WHAT TO DO:
Find the lines below that contain the string "этом". Copy each one.

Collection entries
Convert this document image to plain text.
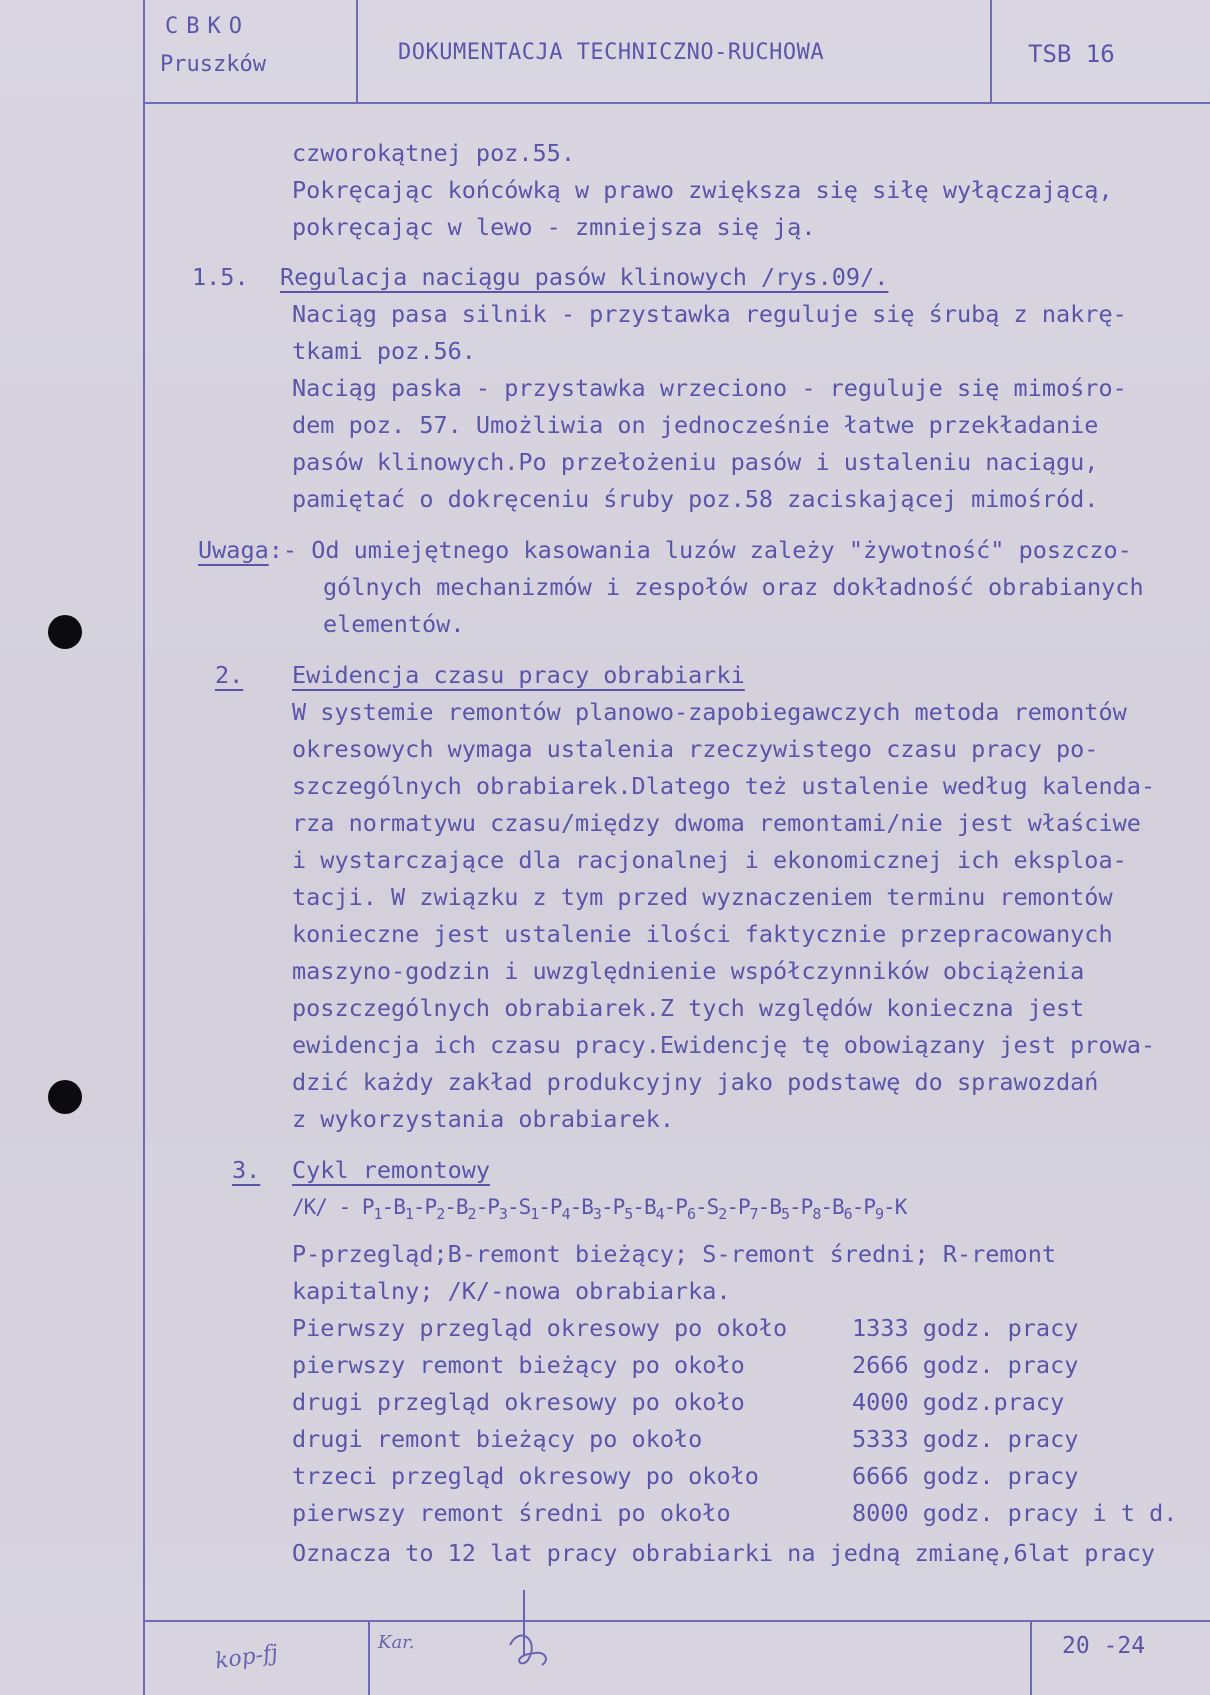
CBKO
Pruszków	DOKUMENTACJA TECHNICZNO-RUCHOWA	TSB 16
czworokątnej poz.55.
Pokręcając końcówką w prawo zwiększa się siłę wyłączającą,
pokręcając w lewo - zmniejsza się ją.
1.5. Regulacja naciągu pasów klinowych /rys.09/.
Naciąg pasa silnik - przystawka reguluje się śrubą z nakrę-
tkami poz.56.
Naciąg paska - przystawka wrzeciono - reguluje się mimośro-
dem poz. 57. Umożliwia on jednocześnie łatwe przekładanie
pasów klinowych.Po przełożeniu pasów i ustaleniu naciągu,
pamiętać o dokręceniu śruby poz.58 zaciskającej mimośród.
Uwaga:- Od umiejętnego kasowania luzów zależy "żywotność" poszczo-
gólnych mechanizmów i zespołów oraz dokładność obrabianych
elementów.
2. Ewidencja czasu pracy obrabiarki
W systemie remontów planowo-zapobiegawczych metoda remontów
okresowych wymaga ustalenia rzeczywistego czasu pracy po-
szczególnych obrabiarek.Dlatego też ustalenie według kalenda-
rza normatywu czasu/między dwoma remontami/nie jest właściwe
i wystarczające dla racjonalnej i ekonomicznej ich eksploa-
tacji. W związku z tym przed wyznaczeniem terminu remontów
konieczne jest ustalenie ilości faktycznie przepracowanych
maszyno-godzin i uwzględnienie współczynników obciążenia
poszczególnych obrabiarek.Z tych względów konieczna jest
ewidencja ich czasu pracy.Ewidencję tę obowiązany jest prowa-
dzić każdy zakład produkcyjny jako podstawę do sprawozdań
z wykorzystania obrabiarek.
3. Cykl remontowy
$/K/ - P_1-B_1-P_2-B_2-P_3-S_1-P_4-B_3-P_5-B_4-P_6-S_2-P_7-B_5-P_8-B_6-P_9-K$
P-przegląd;B-remont bieżący; S-remont średni; R-remont
kapitalny; /K/-nowa obrabiarka.
Pierwszy przegląd okresowy po około	1333 godz. pracy
pierwszy remont bieżący po około	2666 godz. pracy
drugi przegląd okresowy po około	4000 godz.pracy
drugi remont bieżący po około	5333 godz. pracy
trzeci przegląd okresowy po około	6666 godz. pracy
pierwszy remont średni po około	8000 godz. pracy i t d.
Oznacza to 12 lat pracy obrabiarki na jedną zmianę,6lat pracy
kop-fj	Kar.	20 -24
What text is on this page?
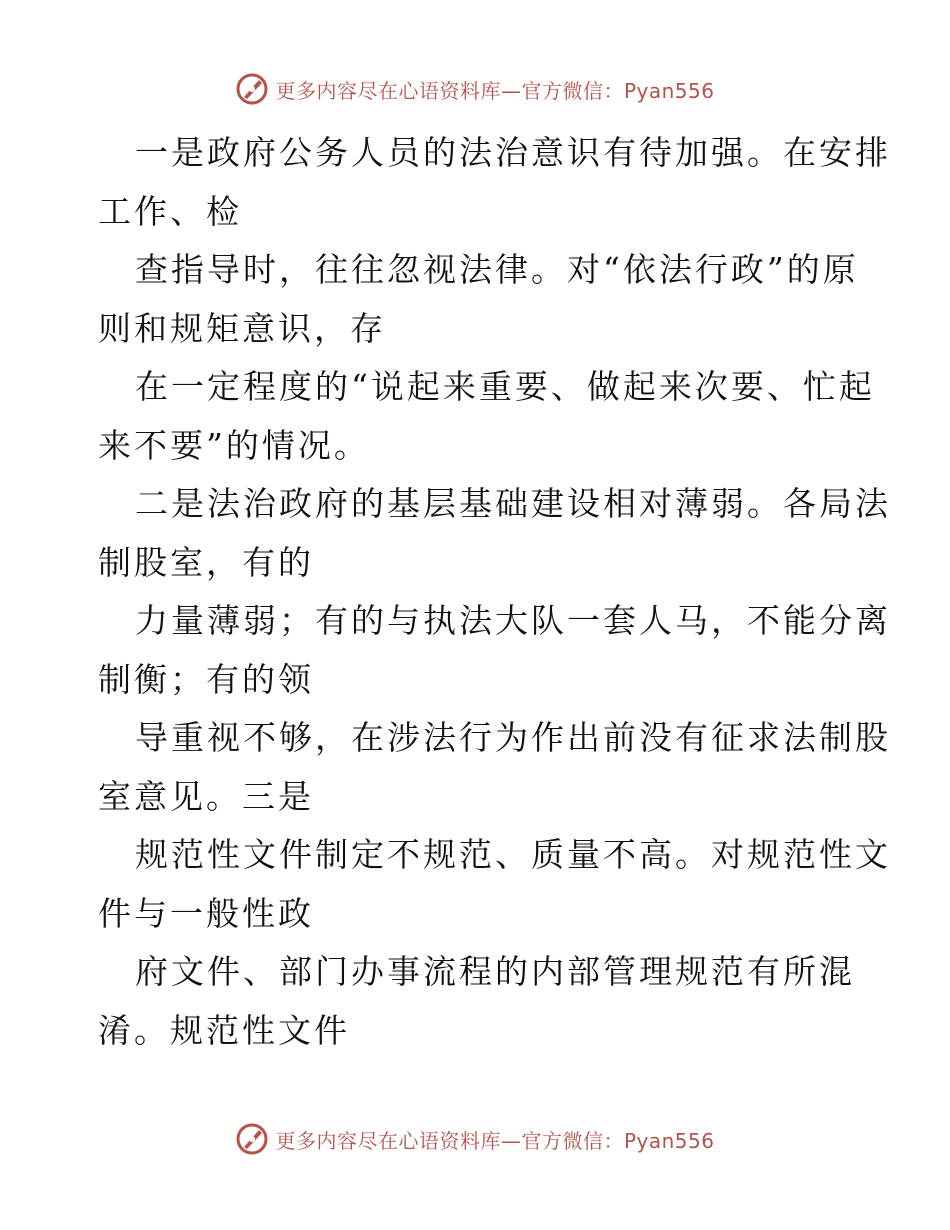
更多内容尽在心语资料库—官方微信：Pyan556

一是政府公务人员的法治意识有待加强。在安排

工作、检

查指导时，往往忽视法律。对“依法行政”的原

则和规矩意识，存

在一定程度的“说起来重要、做起来次要、忙起

来不要”的情况。

二是法治政府的基层基础建设相对薄弱。各局法

制股室，有的

力量薄弱；有的与执法大队一套人马，不能分离

制衡；有的领

导重视不够，在涉法行为作出前没有征求法制股

室意见。三是

规范性文件制定不规范、质量不高。对规范性文

件与一般性政

府文件、部门办事流程的内部管理规范有所混

淆。规范性文件

更多内容尽在心语资料库—官方微信：Pyan556
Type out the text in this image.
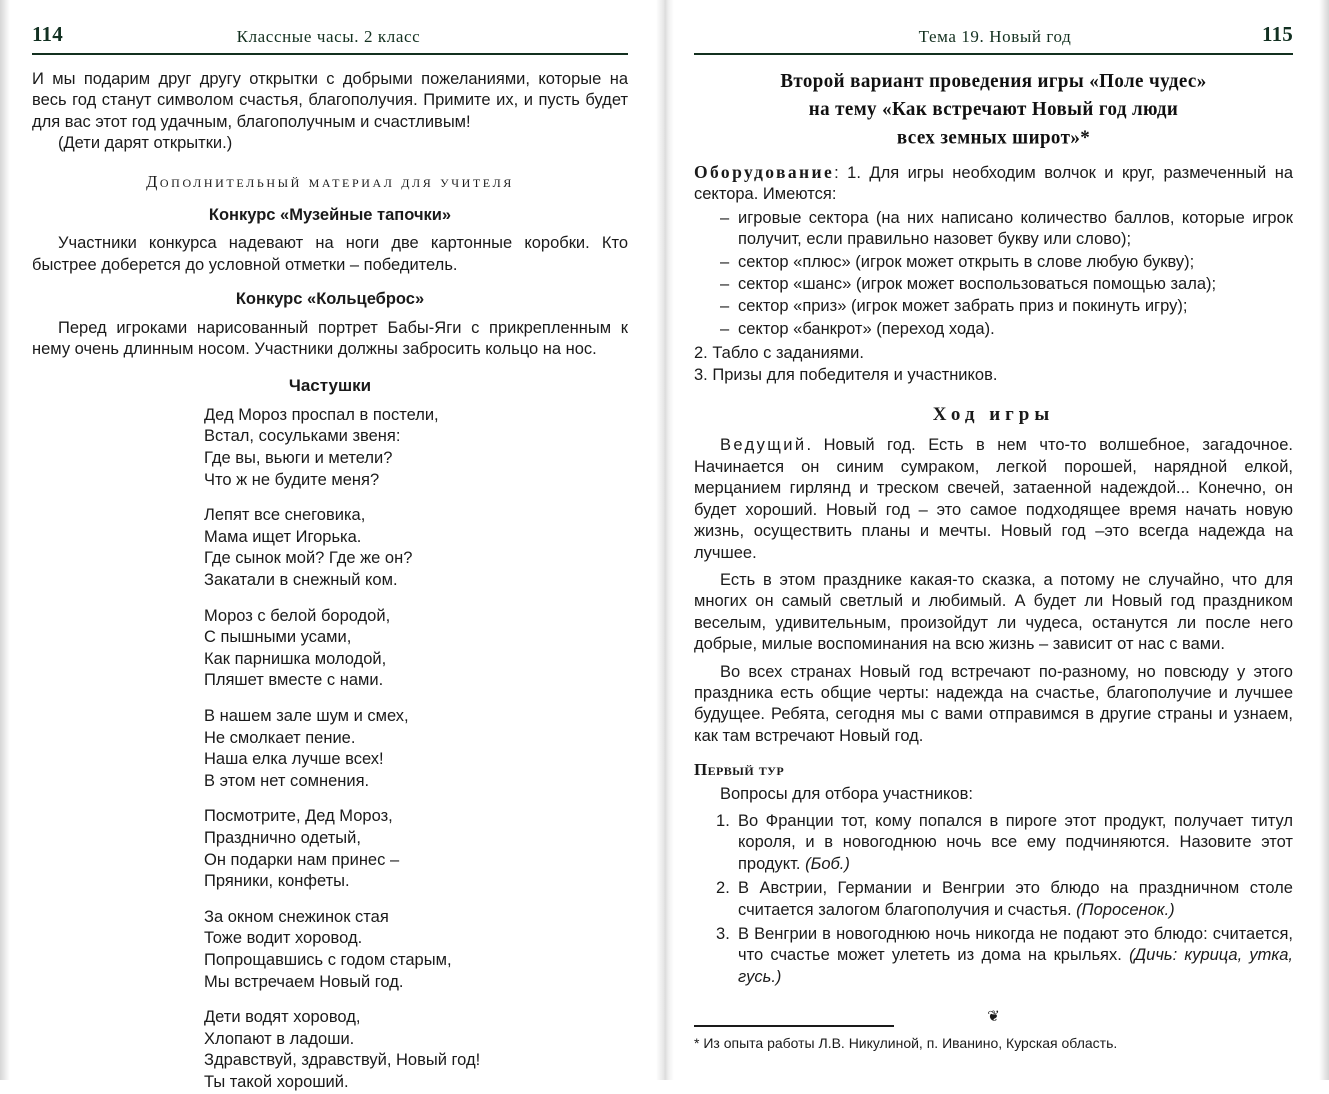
114	Классные часы. 2 класс

И мы подарим друг другу открытки с добрыми пожеланиями, которые на весь год станут символом счастья, благополучия. Примите их, и пусть будет для вас этот год удачным, благополучным и счастливым!

(Дети дарят открытки.)

Дополнительный материал для учителя

Конкурс «Музейные тапочки»

Участники конкурса надевают на ноги две картонные коробки. Кто быстрее доберется до условной отметки – победитель.

Конкурс «Кольцеброс»

Перед игроками нарисованный портрет Бабы-Яги с прикрепленным к нему очень длинным носом. Участники должны забросить кольцо на нос.

Частушки

Дед Мороз проспал в постели,
Встал, сосульками звеня:
Где вы, вьюги и метели?
Что ж не будите меня?
Лепят все снеговика,
Мама ищет Игорька.
Где сынок мой? Где же он?
Закатали в снежный ком.
Мороз с белой бородой,
С пышными усами,
Как парнишка молодой,
Пляшет вместе с нами.
В нашем зале шум и смех,
Не смолкает пение.
Наша елка лучше всех!
В этом нет сомнения.
Посмотрите, Дед Мороз,
Празднично одетый,
Он подарки нам принес –
Пряники, конфеты.
За окном снежинок стая
Тоже водит хоровод.
Попрощавшись с годом старым,
Мы встречаем Новый год.
Дети водят хоровод,
Хлопают в ладоши.
Здравствуй, здравствуй, Новый год!
Ты такой хороший.
Тема 19. Новый год	115
Второй вариант проведения игры «Поле чудес»
на тему «Как встречают Новый год люди
всех земных широт»*

Оборудование: 1. Для игры необходим волчок и круг, размеченный на сектора. Имеются:

– игровые сектора (на них написано количество баллов, которые игрок получит, если правильно назовет букву или слово);
– сектор «плюс» (игрок может открыть в слове любую букву);
– сектор «шанс» (игрок может воспользоваться помощью зала);
– сектор «приз» (игрок может забрать приз и покинуть игру);
– сектор «банкрот» (переход хода).
2. Табло с заданиями.
3. Призы для победителя и участников.

Ход игры

Ведущий. Новый год. Есть в нем что-то волшебное, загадочное. Начинается он синим сумраком, легкой порошей, нарядной елкой, мерцанием гирлянд и треском свечей, затаенной надеждой... Конечно, он будет хороший. Новый год – это самое подходящее время начать новую жизнь, осуществить планы и мечты. Новый год –это всегда надежда на лучшее.

Есть в этом празднике какая-то сказка, а потому не случайно, что для многих он самый светлый и любимый. А будет ли Новый год праздником веселым, удивительным, произойдут ли чудеса, останутся ли после него добрые, милые воспоминания на всю жизнь – зависит от нас с вами.

Во всех странах Новый год встречают по-разному, но повсюду у этого праздника есть общие черты: надежда на счастье, благополучие и лучшее будущее. Ребята, сегодня мы с вами отправимся в другие страны и узнаем, как там встречают Новый год.

Первый тур

Вопросы для отбора участников:

Во Франции тот, кому попался в пироге этот продукт, получает титул короля, и в новогоднюю ночь все ему подчиняются. Назовите этот продукт. (Боб.)
В Австрии, Германии и Венгрии это блюдо на праздничном столе считается залогом благополучия и счастья. (Поросенок.)
В Венгрии в новогоднюю ночь никогда не подают это блюдо: считается, что счастье может улететь из дома на крыльях. (Дичь: курица, утка, гусь.)
❦
* Из опыта работы Л.В. Никулиной, п. Иванино, Курская область.
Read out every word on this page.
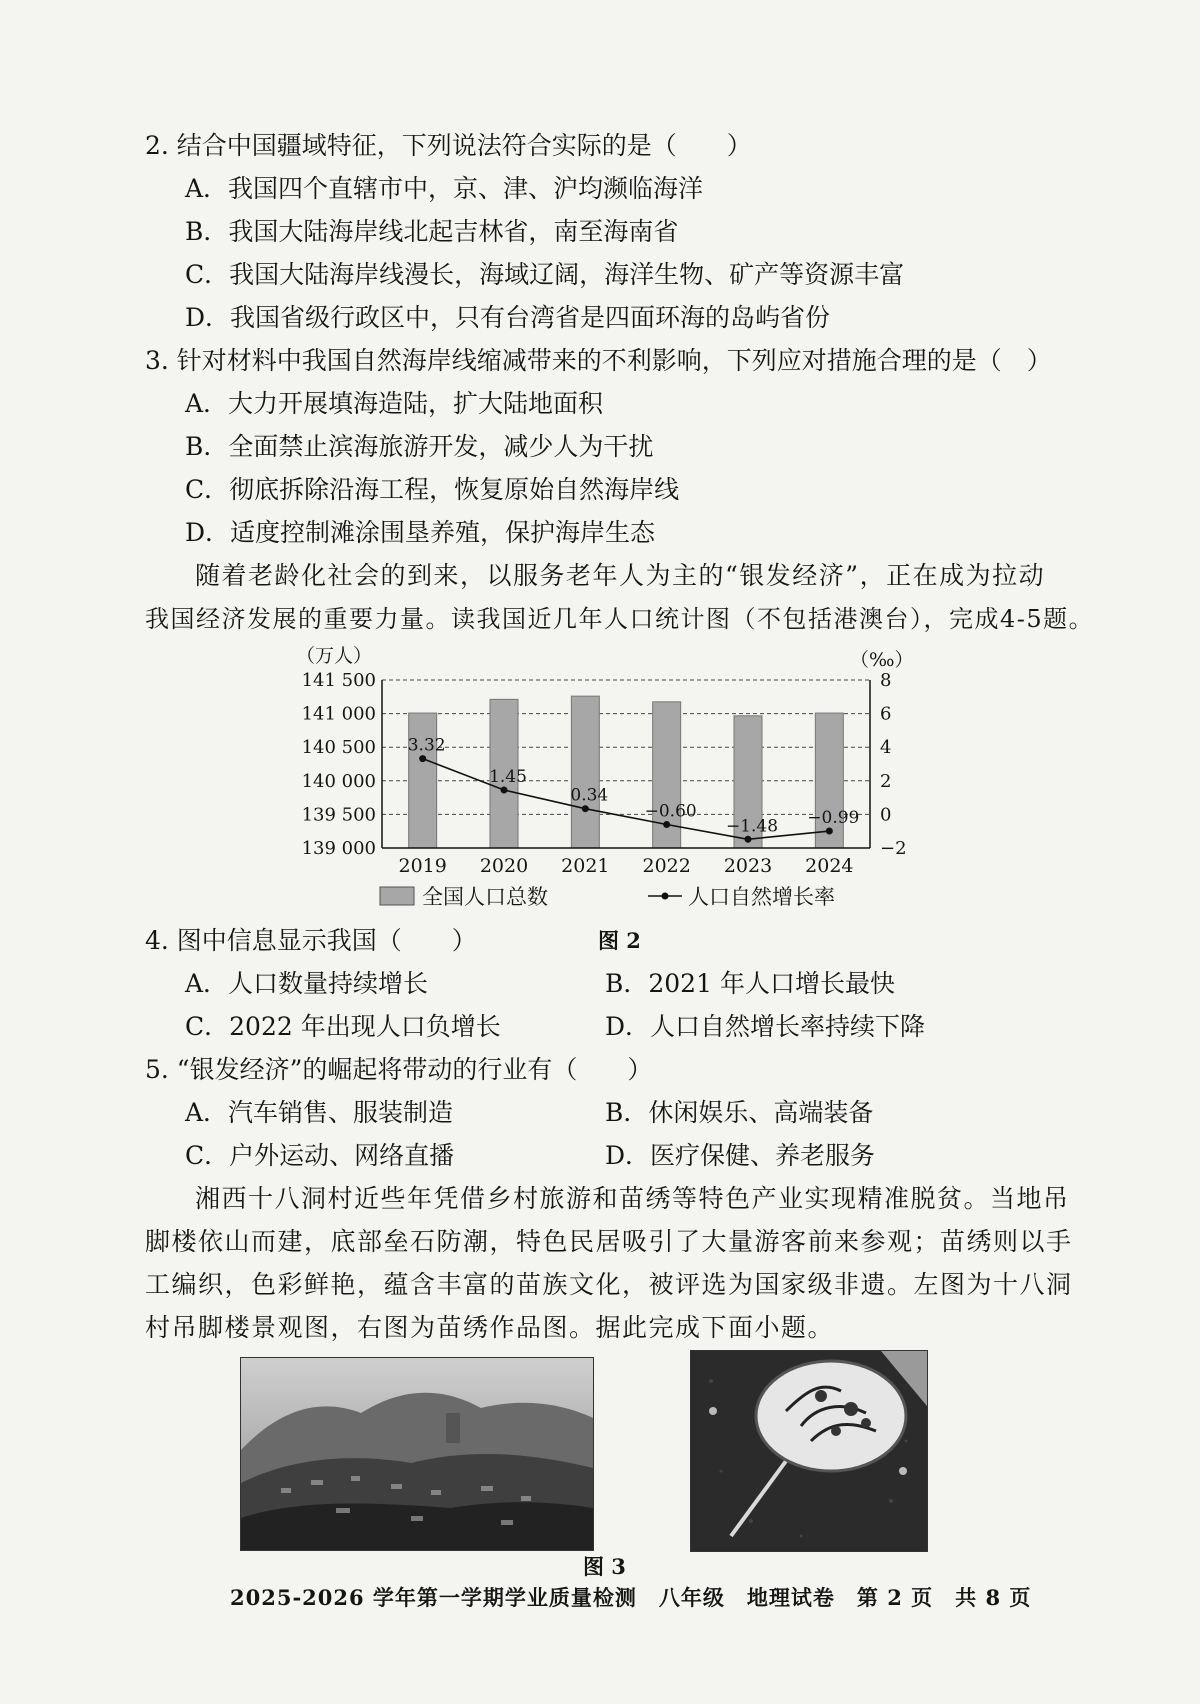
2. 结合中国疆域特征，下列说法符合实际的是（　　）
A．我国四个直辖市中，京、津、沪均濒临海洋
B．我国大陆海岸线北起吉林省，南至海南省
C．我国大陆海岸线漫长，海域辽阔，海洋生物、矿产等资源丰富
D．我国省级行政区中，只有台湾省是四面环海的岛屿省份
3. 针对材料中我国自然海岸线缩减带来的不利影响，下列应对措施合理的是（　）
A．大力开展填海造陆，扩大陆地面积
B．全面禁止滨海旅游开发，减少人为干扰
C．彻底拆除沿海工程，恢复原始自然海岸线
D．适度控制滩涂围垦养殖，保护海岸生态
随着老龄化社会的到来，以服务老年人为主的“银发经济”，正在成为拉动
我国经济发展的重要力量。读我国近几年人口统计图（不包括港澳台），完成4-5题。
139 000
139 500
140 000
140 500
141 000
141 500
−2
0
2
4
6
8
（万人）	（‰）
2019 2020 2021 2022 2023 2024
3.32
1.45
0.34
−0.60
−1.48 −0.99
全国人口总数	人口自然增长率
图 2
4. 图中信息显示我国（　　）
A．人口数量持续增长	B．2021 年人口增长最快
C．2022 年出现人口负增长	D．人口自然增长率持续下降
5. “银发经济”的崛起将带动的行业有（　　）
A．汽车销售、服装制造	B．休闲娱乐、高端装备
C．户外运动、网络直播	D．医疗保健、养老服务
湘西十八洞村近些年凭借乡村旅游和苗绣等特色产业实现精准脱贫。当地吊
脚楼依山而建，底部垒石防潮，特色民居吸引了大量游客前来参观；苗绣则以手
工编织，色彩鲜艳，蕴含丰富的苗族文化，被评选为国家级非遗。左图为十八洞
村吊脚楼景观图，右图为苗绣作品图。据此完成下面小题。
图 3
2025-2026 学年第一学期学业质量检测　八年级　地理试卷　第 2 页　共 8 页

ANSWER TO THIS EXERCISE:
В этом нет сомнения.
Есть в этом празднике какая-то сказка, а потому не случайно, что для многих он самый светлый и любимый. А будет ли Новый год праздником веселым, удивительным, произойдут ли чудеса, останутся ли после него добрые, милые воспоминания на всю жизнь – зависит от нас с вами.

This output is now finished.